- **PROBLEM STATEMENT**:
Don't copy the pictures; return every other part of the records exactly.

━━━ RECORD SET

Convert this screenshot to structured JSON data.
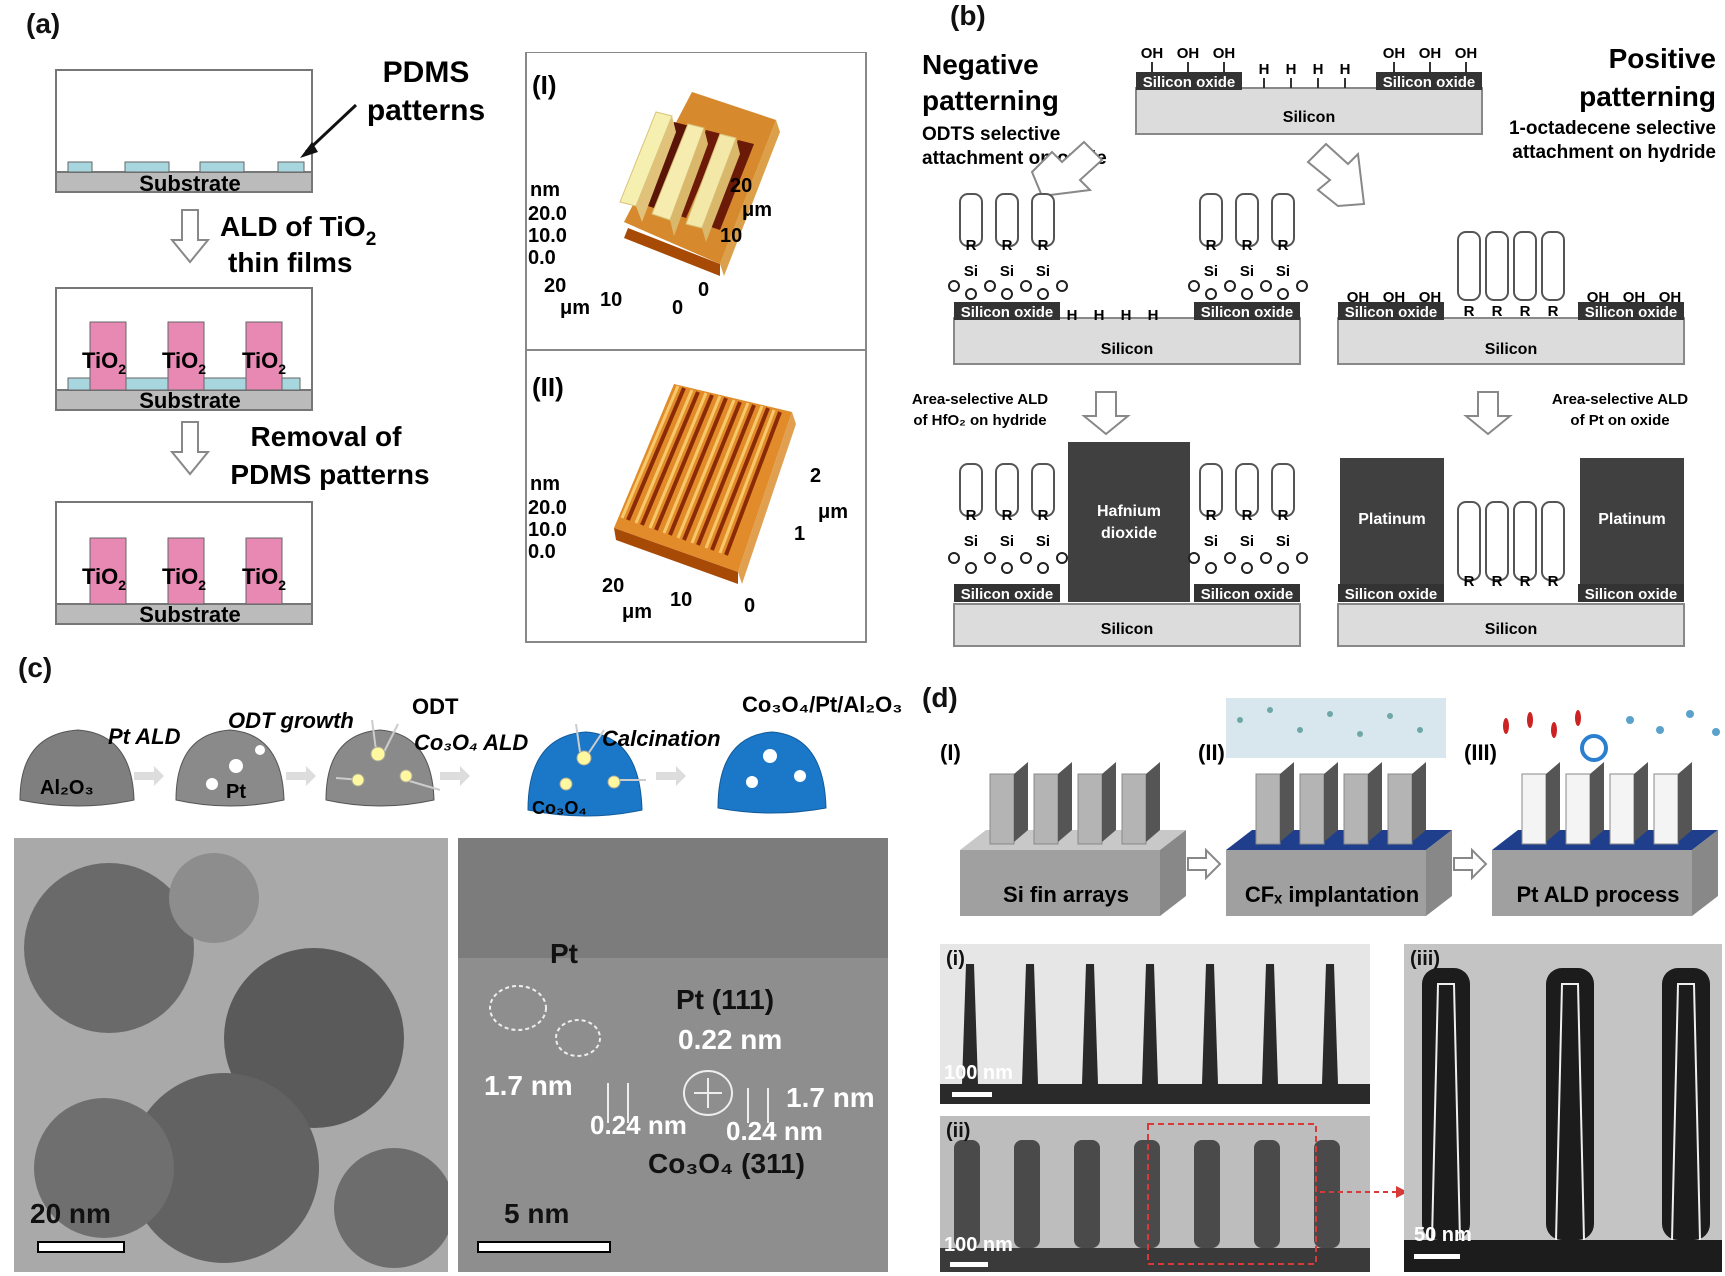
{
  "panels": {
    "a": {
      "label": "(a)",
      "pdms_l1": "PDMS",
      "pdms_l2": "patterns",
      "substrate": "Substrate",
      "step1_l1": "ALD of TiO",
      "step1_sub": "2",
      "step1_l2": "thin films",
      "tio2": "TiO",
      "tio2_sub": "2",
      "step2_l1": "Removal of",
      "step2_l2": "PDMS patterns",
      "afm": {
        "i_label": "(I)",
        "ii_label": "(II)",
        "nm": "nm",
        "z_ticks": [
          "20.0",
          "10.0",
          "0.0"
        ],
        "um": "μm",
        "i_x_ticks": [
          "20",
          "10",
          "0"
        ],
        "i_y_ticks": [
          "20",
          "10"
        ],
        "ii_x_ticks": [
          "20",
          "10",
          "0"
        ],
        "ii_y_ticks": [
          "2",
          "1",
          "0"
        ]
      }
    },
    "b": {
      "label": "(b)",
      "neg_title_l1": "Negative",
      "neg_title_l2": "patterning",
      "neg_sub_l1": "ODTS selective",
      "neg_sub_l2": "attachment on oxide",
      "pos_title_l1": "Positive",
      "pos_title_l2": "patterning",
      "pos_sub_l1": "1-octadecene selective",
      "pos_sub_l2": "attachment on hydride",
      "silicon": "Silicon",
      "silicon_oxide": "Silicon oxide",
      "oh": "OH",
      "h": "H",
      "r": "R",
      "si": "Si",
      "o": "O",
      "neg_ald_l1": "Area-selective ALD",
      "neg_ald_l2": "of HfO₂ on hydride",
      "pos_ald_l1": "Area-selective ALD",
      "pos_ald_l2": "of Pt on oxide",
      "hafnium_l1": "Hafnium",
      "hafnium_l2": "dioxide",
      "platinum": "Platinum"
    },
    "c": {
      "label": "(c)",
      "al2o3": "Al₂O₃",
      "pt_ald": "Pt ALD",
      "pt": "Pt",
      "odt_growth": "ODT growth",
      "odt": "ODT",
      "co3o4_ald": "Co₃O₄ ALD",
      "co3o4": "Co₃O₄",
      "calcination": "Calcination",
      "final": "Co₃O₄/Pt/Al₂O₃",
      "tem_left_scale": "20 nm",
      "tem_right_scale": "5 nm",
      "ann_pt": "Pt",
      "ann_pt111": "Pt (111)",
      "ann_022": "0.22 nm",
      "ann_17a": "1.7 nm",
      "ann_17b": "1.7 nm",
      "ann_024a": "0.24 nm",
      "ann_024b": "0.24 nm",
      "ann_co311": "Co₃O₄ (311)"
    },
    "d": {
      "label": "(d)",
      "i_label": "(I)",
      "ii_label": "(II)",
      "iii_label": "(III)",
      "si_fin": "Si fin arrays",
      "cfx": "CFₓ implantation",
      "pt_ald": "Pt ALD process",
      "sem_i": "(i)",
      "sem_ii": "(ii)",
      "sem_iii": "(iii)",
      "scale_100a": "100 nm",
      "scale_100b": "100 nm",
      "scale_50": "50 nm"
    }
  },
  "colors": {
    "tio2": "#e889b4",
    "pdms": "#a8d6df",
    "substrate": "#bbbbbb",
    "dark_block": "#404040",
    "co3o4": "#1b78c9",
    "al2o3": "#7f7f7f"
  }
}
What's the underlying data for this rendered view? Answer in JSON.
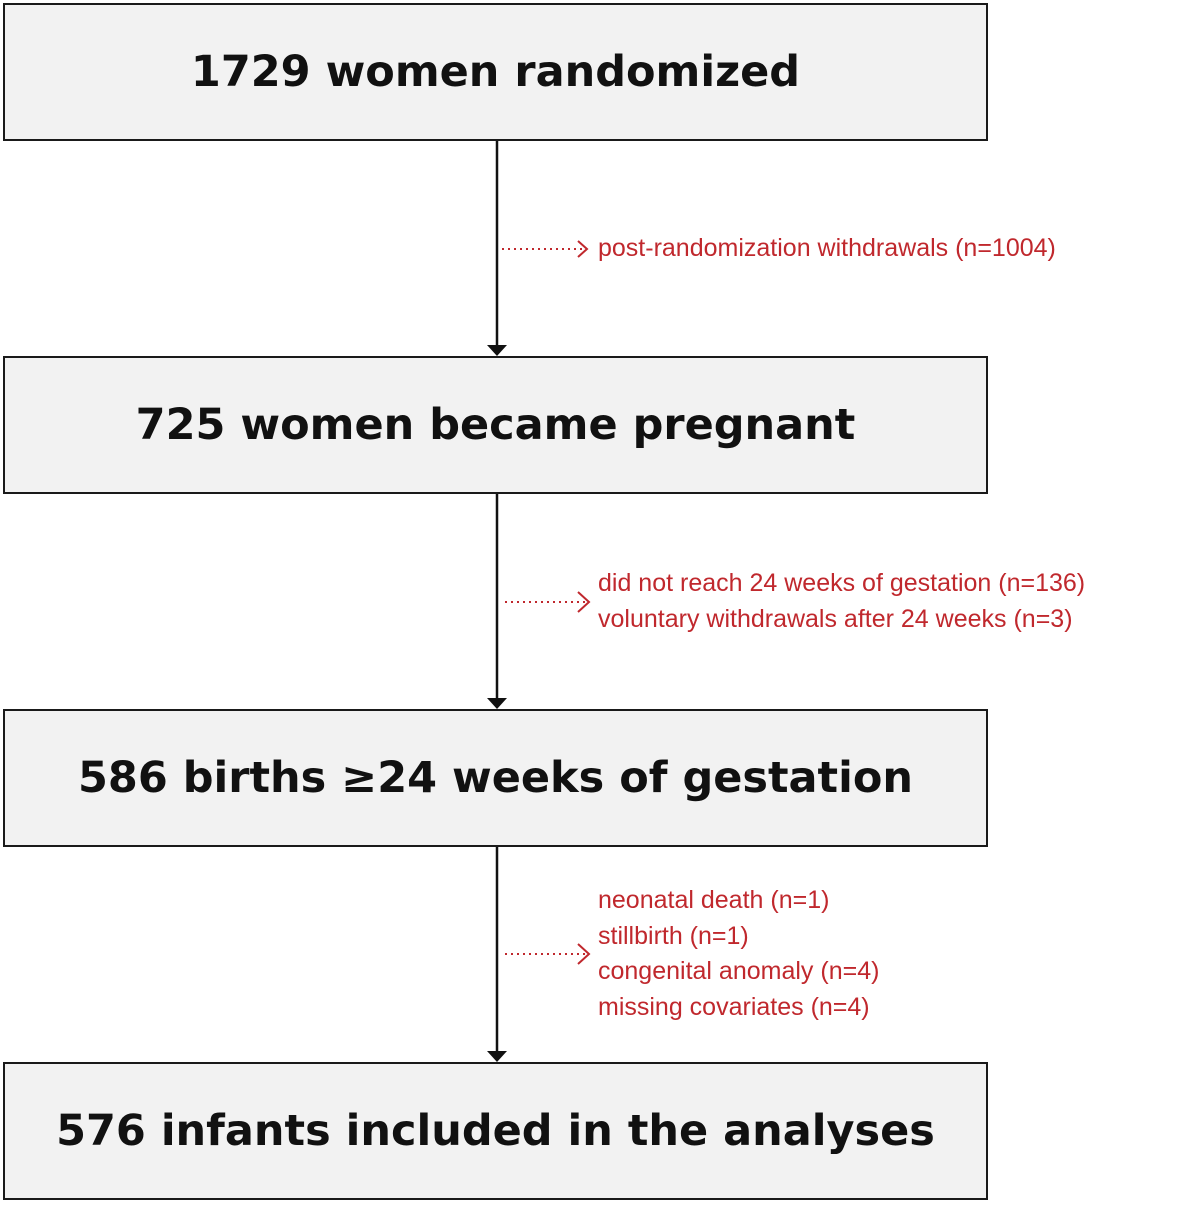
{
  "boxes": [
    {
      "label": "1729 women randomized"
    },
    {
      "label": "725 women became pregnant"
    },
    {
      "label": "586 births ≥24 weeks of gestation"
    },
    {
      "label": "576 infants included in the analyses"
    }
  ],
  "exclusions": [
    {
      "lines": [
        "post-randomization withdrawals (n=1004)"
      ]
    },
    {
      "lines": [
        "did not reach 24 weeks of gestation (n=136)",
        "voluntary withdrawals after 24 weeks (n=3)"
      ]
    },
    {
      "lines": [
        "neonatal death (n=1)",
        "stillbirth (n=1)",
        "congenital anomaly (n=4)",
        "missing covariates (n=4)"
      ]
    }
  ],
  "colors": {
    "box_fill": "#f2f2f2",
    "box_border": "#1a1a1a",
    "exclusion_text": "#c0282d",
    "arrow": "#111111"
  }
}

━━━━━━

- **RESPONSE BELOW**:
Convert this screenshot to structured JSON data.
{
  "panels": {
    "a": {
      "label": "(a)",
      "pdms_l1": "PDMS",
      "pdms_l2": "patterns",
      "substrate": "Substrate",
      "step1_l1": "ALD of TiO",
      "step1_sub": "2",
      "step1_l2": "thin films",
      "tio2": "TiO",
      "tio2_sub": "2",
      "step2_l1": "Removal of",
      "step2_l2": "PDMS patterns",
      "afm": {
        "i_label": "(I)",
        "ii_label": "(II)",
        "nm": "nm",
        "z_ticks": [
          "20.0",
          "10.0",
          "0.0"
        ],
        "um": "μm",
        "i_x_ticks": [
          "20",
          "10",
          "0"
        ],
        "i_y_ticks": [
          "20",
          "10"
        ],
        "ii_x_ticks": [
          "20",
          "10",
          "0"
        ],
        "ii_y_ticks": [
          "2",
          "1",
          "0"
        ]
      }
    },
    "b": {
      "label": "(b)",
      "neg_title_l1": "Negative",
      "neg_title_l2": "patterning",
      "neg_sub_l1": "ODTS selective",
      "neg_sub_l2": "attachment on oxide",
      "pos_title_l1": "Positive",
      "pos_title_l2": "patterning",
      "pos_sub_l1": "1-octadecene selective",
      "pos_sub_l2": "attachment on hydride",
      "silicon": "Silicon",
      "silicon_oxide": "Silicon oxide",
      "oh": "OH",
      "h": "H",
      "r": "R",
      "si": "Si",
      "o": "O",
      "neg_ald_l1": "Area-selective ALD",
      "neg_ald_l2": "of HfO₂ on hydride",
      "pos_ald_l1": "Area-selective ALD",
      "pos_ald_l2": "of Pt on oxide",
      "hafnium_l1": "Hafnium",
      "hafnium_l2": "dioxide",
      "platinum": "Platinum"
    },
    "c": {
      "label": "(c)",
      "al2o3": "Al₂O₃",
      "pt_ald": "Pt ALD",
      "pt": "Pt",
      "odt_growth": "ODT growth",
      "odt": "ODT",
      "co3o4_ald": "Co₃O₄ ALD",
      "co3o4": "Co₃O₄",
      "calcination": "Calcination",
      "final": "Co₃O₄/Pt/Al₂O₃",
      "tem_left_scale": "20 nm",
      "tem_right_scale": "5 nm",
      "ann_pt": "Pt",
      "ann_pt111": "Pt (111)",
      "ann_022": "0.22 nm",
      "ann_17a": "1.7 nm",
      "ann_17b": "1.7 nm",
      "ann_024a": "0.24 nm",
      "ann_024b": "0.24 nm",
      "ann_co311": "Co₃O₄ (311)"
    },
    "d": {
      "label": "(d)",
      "i_label": "(I)",
      "ii_label": "(II)",
      "iii_label": "(III)",
      "si_fin": "Si fin arrays",
      "cfx": "CFₓ implantation",
      "pt_ald": "Pt ALD process",
      "sem_i": "(i)",
      "sem_ii": "(ii)",
      "sem_iii": "(iii)",
      "scale_100a": "100 nm",
      "scale_100b": "100 nm",
      "scale_50": "50 nm"
    }
  },
  "colors": {
    "tio2": "#e889b4",
    "pdms": "#a8d6df",
    "substrate": "#bbbbbb",
    "dark_block": "#404040",
    "co3o4": "#1b78c9",
    "al2o3": "#7f7f7f"
  }
}
What's the underlying data for this rendered view? Answer in JSON.
{
  "boxes": [
    {
      "label": "1729 women randomized"
    },
    {
      "label": "725 women became pregnant"
    },
    {
      "label": "586 births ≥24 weeks of gestation"
    },
    {
      "label": "576 infants included in the analyses"
    }
  ],
  "exclusions": [
    {
      "lines": [
        "post-randomization withdrawals (n=1004)"
      ]
    },
    {
      "lines": [
        "did not reach 24 weeks of gestation (n=136)",
        "voluntary withdrawals after 24 weeks (n=3)"
      ]
    },
    {
      "lines": [
        "neonatal death (n=1)",
        "stillbirth (n=1)",
        "congenital anomaly (n=4)",
        "missing covariates (n=4)"
      ]
    }
  ],
  "colors": {
    "box_fill": "#f2f2f2",
    "box_border": "#1a1a1a",
    "exclusion_text": "#c0282d",
    "arrow": "#111111"
  }
}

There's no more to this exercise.